→ **Stated goal**:
Word for word, quote all of the material, omitting the pictures.

>>>>>

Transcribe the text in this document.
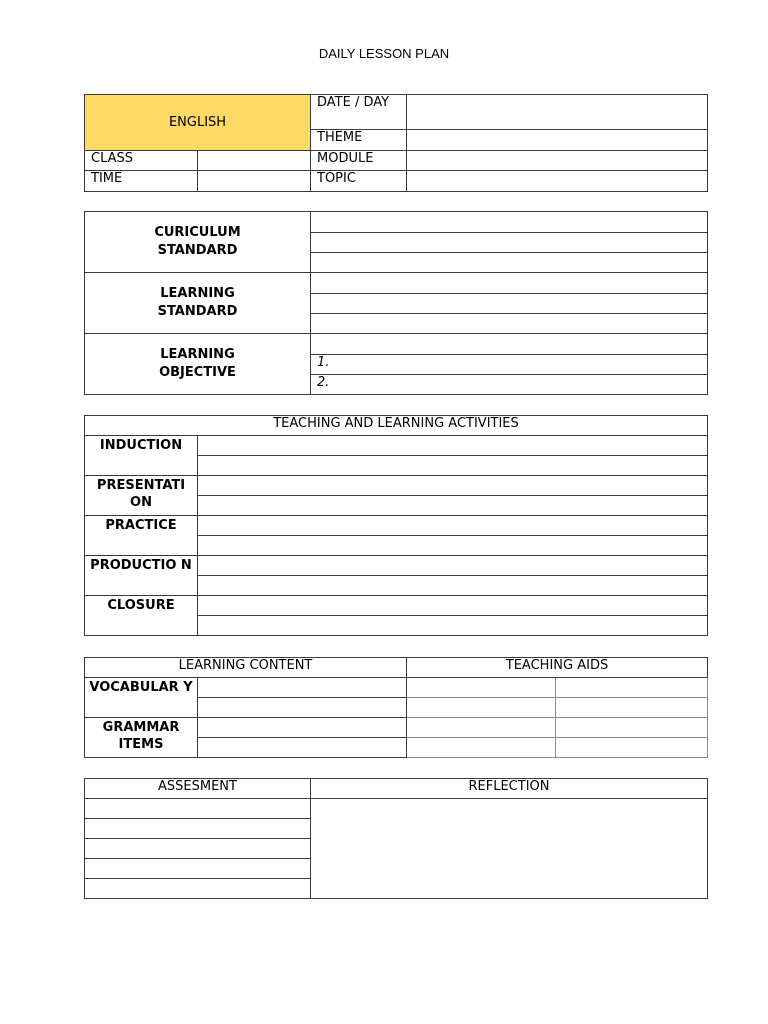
DAILY LESSON PLAN
ENGLISH		DATE / DAY	
		THEME	
CLASS		MODULE	
TIME		TOPIC	
CURICULUM STANDARD	

LEARNING STANDARD	

LEARNING OBJECTIVE	
	1.
	2.
TEACHING AND LEARNING ACTIVITIES	
INDUCTION	

PRESENTATI ON	

PRACTICE	

PRODUCTIO N	

CLOSURE	

LEARNING CONTENT		TEACHING AIDS	
VOCABULAR Y			

GRAMMAR ITEMS			

ASSESMENT	REFLECTION
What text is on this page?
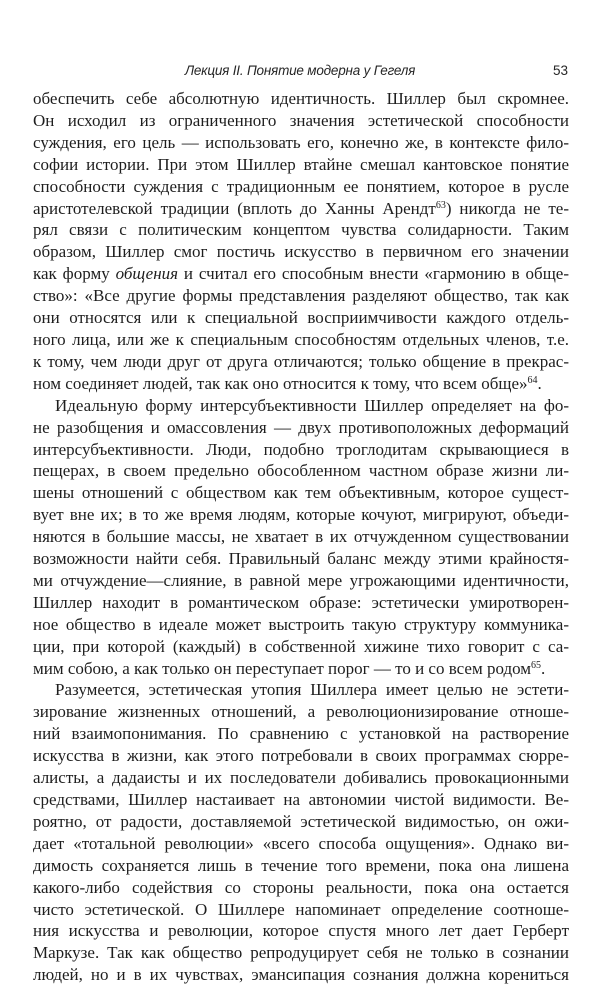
Лекция II. Понятие модерна у Гегеля	53
обеспечить себе абсолютную идентичность. Шиллер был скромнее.
Он исходил из ограниченного значения эстетической способности
суждения, его цель — использовать его, конечно же, в контексте фило-
софии истории. При этом Шиллер втайне смешал кантовское понятие
способности суждения с традиционным ее понятием, которое в русле
аристотелевской традиции (вплоть до Ханны Арендт$^{63}$) никогда не те-
рял связи с политическим концептом чувства солидарности. Таким
образом, Шиллер смог постичь искусство в первичном его значении
как форму общения и считал его способным внести «гармонию в обще-
ство»: «Все другие формы представления разделяют общество, так как
они относятся или к специальной восприимчивости каждого отдель-
ного лица, или же к специальным способностям отдельных членов, т.е.
к тому, чем люди друг от друга отличаются; только общение в прекрас-
ном соединяет людей, так как оно относится к тому, что всем обще»$^{64}$.
Идеальную форму интерсубъективности Шиллер определяет на фо-
не разобщения и омассовления — двух противоположных деформаций
интерсубъективности. Люди, подобно троглодитам скрывающиеся в
пещерах, в своем предельно обособленном частном образе жизни ли-
шены отношений с обществом как тем объективным, которое сущест-
вует вне их; в то же время людям, которые кочуют, мигрируют, объеди-
няются в большие массы, не хватает в их отчужденном существовании
возможности найти себя. Правильный баланс между этими крайностя-
ми отчуждение—слияние, в равной мере угрожающими идентичности,
Шиллер находит в романтическом образе: эстетически умиротворен-
ное общество в идеале может выстроить такую структуру коммуника-
ции, при которой (каждый) в собственной хижине тихо говорит с са-
мим собою, а как только он переступает порог — то и со всем родом$^{65}$.
Разумеется, эстетическая утопия Шиллера имеет целью не эстети-
зирование жизненных отношений, а революционизирование отноше-
ний взаимопонимания. По сравнению с установкой на растворение
искусства в жизни, как этого потребовали в своих программах сюрре-
алисты, а дадаисты и их последователи добивались провокационными
средствами, Шиллер настаивает на автономии чистой видимости. Ве-
роятно, от радости, доставляемой эстетической видимостью, он ожи-
дает «тотальной революции» «всего способа ощущения». Однако ви-
димость сохраняется лишь в течение того времени, пока она лишена
какого-либо содействия со стороны реальности, пока она остается
чисто эстетической. О Шиллере напоминает определение соотноше-
ния искусства и революции, которое спустя много лет дает Герберт
Маркузе. Так как общество репродуцирует себя не только в сознании
людей, но и в их чувствах, эмансипация сознания должна корениться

<<<<<

→ **Written response**:
Transcribe the text in this document.
DAILY LESSON PLAN
ENGLISH		DATE / DAY	
		THEME	
CLASS		MODULE	
TIME		TOPIC	
CURICULUM STANDARD	

LEARNING STANDARD	

LEARNING OBJECTIVE	
	1.
	2.
TEACHING AND LEARNING ACTIVITIES	
INDUCTION	

PRESENTATI ON	

PRACTICE	

PRODUCTIO N	

CLOSURE	

LEARNING CONTENT		TEACHING AIDS	
VOCABULAR Y			

GRAMMAR ITEMS			

ASSESMENT	REFLECTION
What text is on this page?
Лекция II. Понятие модерна у Гегеля	53
обеспечить себе абсолютную идентичность. Шиллер был скромнее.
Он исходил из ограниченного значения эстетической способности
суждения, его цель — использовать его, конечно же, в контексте фило-
софии истории. При этом Шиллер втайне смешал кантовское понятие
способности суждения с традиционным ее понятием, которое в русле
аристотелевской традиции (вплоть до Ханны Арендт$^{63}$) никогда не те-
рял связи с политическим концептом чувства солидарности. Таким
образом, Шиллер смог постичь искусство в первичном его значении
как форму общения и считал его способным внести «гармонию в обще-
ство»: «Все другие формы представления разделяют общество, так как
они относятся или к специальной восприимчивости каждого отдель-
ного лица, или же к специальным способностям отдельных членов, т.е.
к тому, чем люди друг от друга отличаются; только общение в прекрас-
ном соединяет людей, так как оно относится к тому, что всем обще»$^{64}$.
Идеальную форму интерсубъективности Шиллер определяет на фо-
не разобщения и омассовления — двух противоположных деформаций
интерсубъективности. Люди, подобно троглодитам скрывающиеся в
пещерах, в своем предельно обособленном частном образе жизни ли-
шены отношений с обществом как тем объективным, которое сущест-
вует вне их; в то же время людям, которые кочуют, мигрируют, объеди-
няются в большие массы, не хватает в их отчужденном существовании
возможности найти себя. Правильный баланс между этими крайностя-
ми отчуждение—слияние, в равной мере угрожающими идентичности,
Шиллер находит в романтическом образе: эстетически умиротворен-
ное общество в идеале может выстроить такую структуру коммуника-
ции, при которой (каждый) в собственной хижине тихо говорит с са-
мим собою, а как только он переступает порог — то и со всем родом$^{65}$.
Разумеется, эстетическая утопия Шиллера имеет целью не эстети-
зирование жизненных отношений, а революционизирование отноше-
ний взаимопонимания. По сравнению с установкой на растворение
искусства в жизни, как этого потребовали в своих программах сюрре-
алисты, а дадаисты и их последователи добивались провокационными
средствами, Шиллер настаивает на автономии чистой видимости. Ве-
роятно, от радости, доставляемой эстетической видимостью, он ожи-
дает «тотальной революции» «всего способа ощущения». Однако ви-
димость сохраняется лишь в течение того времени, пока она лишена
какого-либо содействия со стороны реальности, пока она остается
чисто эстетической. О Шиллере напоминает определение соотноше-
ния искусства и революции, которое спустя много лет дает Герберт
Маркузе. Так как общество репродуцирует себя не только в сознании
людей, но и в их чувствах, эмансипация сознания должна корениться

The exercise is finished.